─── THE RECORDS

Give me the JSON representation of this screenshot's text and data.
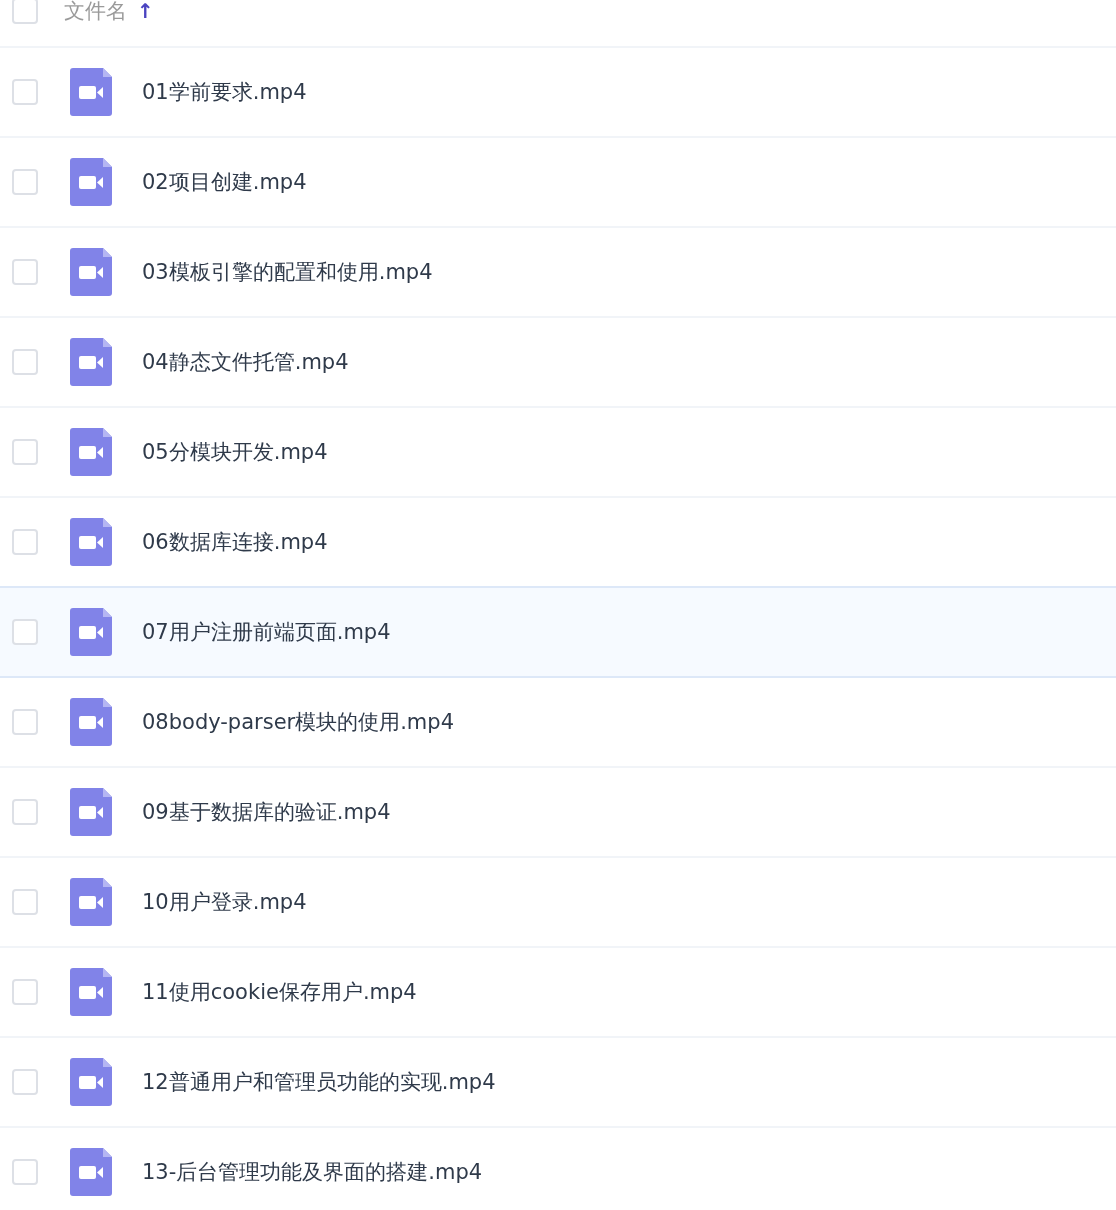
{
  "header": {
    "checked": false,
    "column_label": "文件名",
    "sort_arrow": "↑"
  },
  "files": [
    {
      "name": "01学前要求.mp4",
      "checked": false,
      "highlighted": false
    },
    {
      "name": "02项目创建.mp4",
      "checked": false,
      "highlighted": false
    },
    {
      "name": "03模板引擎的配置和使用.mp4",
      "checked": false,
      "highlighted": false
    },
    {
      "name": "04静态文件托管.mp4",
      "checked": false,
      "highlighted": false
    },
    {
      "name": "05分模块开发.mp4",
      "checked": false,
      "highlighted": false
    },
    {
      "name": "06数据库连接.mp4",
      "checked": false,
      "highlighted": false
    },
    {
      "name": "07用户注册前端页面.mp4",
      "checked": false,
      "highlighted": true
    },
    {
      "name": "08body-parser模块的使用.mp4",
      "checked": false,
      "highlighted": false
    },
    {
      "name": "09基于数据库的验证.mp4",
      "checked": false,
      "highlighted": false
    },
    {
      "name": "10用户登录.mp4",
      "checked": false,
      "highlighted": false
    },
    {
      "name": "11使用cookie保存用户.mp4",
      "checked": false,
      "highlighted": false
    },
    {
      "name": "12普通用户和管理员功能的实现.mp4",
      "checked": false,
      "highlighted": false
    },
    {
      "name": "13-后台管理功能及界面的搭建.mp4",
      "checked": false,
      "highlighted": false
    }
  ]
}
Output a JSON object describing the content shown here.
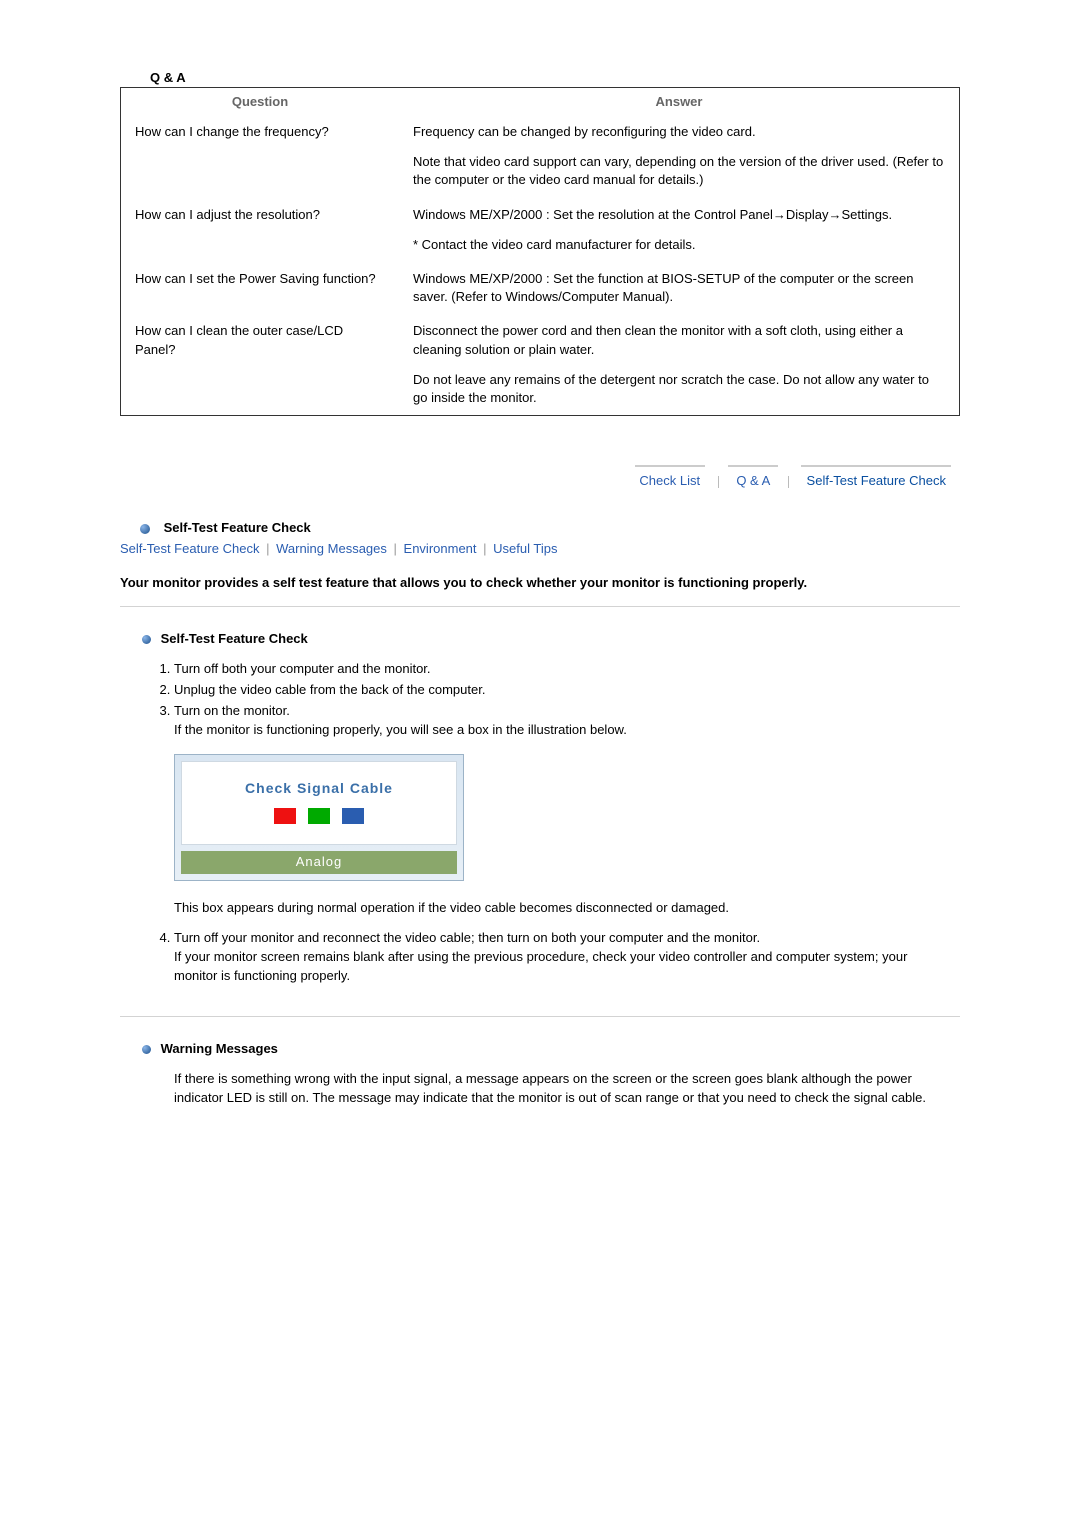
{
  "qa": {
    "title": "Q & A",
    "headers": {
      "q": "Question",
      "a": "Answer"
    },
    "rows": [
      {
        "q": "How can I change the frequency?",
        "a1": "Frequency can be changed by reconfiguring the video card.",
        "a2": "Note that video card support can vary, depending on the version of the driver used. (Refer to the computer or the video card manual for details.)"
      },
      {
        "q": "How can I adjust the resolution?",
        "a1": "Windows ME/XP/2000 : Set the resolution at the Control Panel→Display→Settings.",
        "a2": "* Contact the video card manufacturer for details."
      },
      {
        "q": "How can I set the Power Saving function?",
        "a1": "Windows ME/XP/2000 : Set the function at BIOS-SETUP of the computer or the screen saver. (Refer to Windows/Computer Manual)."
      },
      {
        "q": "How can I clean the outer case/LCD Panel?",
        "a1": "Disconnect the power cord and then clean the monitor with a soft cloth, using either a cleaning solution or plain water.",
        "a2": "Do not leave any remains of the detergent nor scratch the case. Do not allow any water to go inside the monitor."
      }
    ]
  },
  "tabs": {
    "items": [
      "Check List",
      "Q & A",
      "Self-Test Feature Check"
    ],
    "active_index": 2
  },
  "self_test": {
    "heading": "Self-Test Feature Check",
    "anchors": [
      "Self-Test Feature Check",
      "Warning Messages",
      "Environment",
      "Useful Tips"
    ],
    "intro": "Your monitor provides a self test feature that allows you to check whether your monitor is functioning properly.",
    "sub_heading": "Self-Test Feature Check",
    "steps": {
      "s1": "Turn off both your computer and the monitor.",
      "s2": "Unplug the video cable from the back of the computer.",
      "s3a": "Turn on the monitor.",
      "s3b": "If the monitor is functioning properly, you will see a box in the illustration below.",
      "box_text": "Check Signal Cable",
      "analog": "Analog",
      "s3c": "This box appears during normal operation if the video cable becomes disconnected or damaged.",
      "s4a": "Turn off your monitor and reconnect the video cable; then turn on both your computer and the monitor.",
      "s4b": "If your monitor screen remains blank after using the previous procedure, check your video controller and computer system; your monitor is functioning properly."
    }
  },
  "warning": {
    "heading": "Warning Messages",
    "text": "If there is something wrong with the input signal, a message appears on the screen or the screen goes blank although the power indicator LED is still on. The message may indicate that the monitor is out of scan range or that you need to check the signal cable."
  }
}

──────

INSTRUCTIONS TO FOLLOW:
Print the complete listing exactly, apart from any pictures.

RESULT OF THE TASK:
Give me the JSON representation of this screenshot's text and data.
{
  "header": {
    "checked": false,
    "column_label": "文件名",
    "sort_arrow": "↑"
  },
  "files": [
    {
      "name": "01学前要求.mp4",
      "checked": false,
      "highlighted": false
    },
    {
      "name": "02项目创建.mp4",
      "checked": false,
      "highlighted": false
    },
    {
      "name": "03模板引擎的配置和使用.mp4",
      "checked": false,
      "highlighted": false
    },
    {
      "name": "04静态文件托管.mp4",
      "checked": false,
      "highlighted": false
    },
    {
      "name": "05分模块开发.mp4",
      "checked": false,
      "highlighted": false
    },
    {
      "name": "06数据库连接.mp4",
      "checked": false,
      "highlighted": false
    },
    {
      "name": "07用户注册前端页面.mp4",
      "checked": false,
      "highlighted": true
    },
    {
      "name": "08body-parser模块的使用.mp4",
      "checked": false,
      "highlighted": false
    },
    {
      "name": "09基于数据库的验证.mp4",
      "checked": false,
      "highlighted": false
    },
    {
      "name": "10用户登录.mp4",
      "checked": false,
      "highlighted": false
    },
    {
      "name": "11使用cookie保存用户.mp4",
      "checked": false,
      "highlighted": false
    },
    {
      "name": "12普通用户和管理员功能的实现.mp4",
      "checked": false,
      "highlighted": false
    },
    {
      "name": "13-后台管理功能及界面的搭建.mp4",
      "checked": false,
      "highlighted": false
    }
  ]
}
Output a JSON object describing the content shown here.
{
  "qa": {
    "title": "Q & A",
    "headers": {
      "q": "Question",
      "a": "Answer"
    },
    "rows": [
      {
        "q": "How can I change the frequency?",
        "a1": "Frequency can be changed by reconfiguring the video card.",
        "a2": "Note that video card support can vary, depending on the version of the driver used. (Refer to the computer or the video card manual for details.)"
      },
      {
        "q": "How can I adjust the resolution?",
        "a1": "Windows ME/XP/2000 : Set the resolution at the Control Panel→Display→Settings.",
        "a2": "* Contact the video card manufacturer for details."
      },
      {
        "q": "How can I set the Power Saving function?",
        "a1": "Windows ME/XP/2000 : Set the function at BIOS-SETUP of the computer or the screen saver. (Refer to Windows/Computer Manual)."
      },
      {
        "q": "How can I clean the outer case/LCD Panel?",
        "a1": "Disconnect the power cord and then clean the monitor with a soft cloth, using either a cleaning solution or plain water.",
        "a2": "Do not leave any remains of the detergent nor scratch the case. Do not allow any water to go inside the monitor."
      }
    ]
  },
  "tabs": {
    "items": [
      "Check List",
      "Q & A",
      "Self-Test Feature Check"
    ],
    "active_index": 2
  },
  "self_test": {
    "heading": "Self-Test Feature Check",
    "anchors": [
      "Self-Test Feature Check",
      "Warning Messages",
      "Environment",
      "Useful Tips"
    ],
    "intro": "Your monitor provides a self test feature that allows you to check whether your monitor is functioning properly.",
    "sub_heading": "Self-Test Feature Check",
    "steps": {
      "s1": "Turn off both your computer and the monitor.",
      "s2": "Unplug the video cable from the back of the computer.",
      "s3a": "Turn on the monitor.",
      "s3b": "If the monitor is functioning properly, you will see a box in the illustration below.",
      "box_text": "Check Signal Cable",
      "analog": "Analog",
      "s3c": "This box appears during normal operation if the video cable becomes disconnected or damaged.",
      "s4a": "Turn off your monitor and reconnect the video cable; then turn on both your computer and the monitor.",
      "s4b": "If your monitor screen remains blank after using the previous procedure, check your video controller and computer system; your monitor is functioning properly."
    }
  },
  "warning": {
    "heading": "Warning Messages",
    "text": "If there is something wrong with the input signal, a message appears on the screen or the screen goes blank although the power indicator LED is still on. The message may indicate that the monitor is out of scan range or that you need to check the signal cable."
  }
}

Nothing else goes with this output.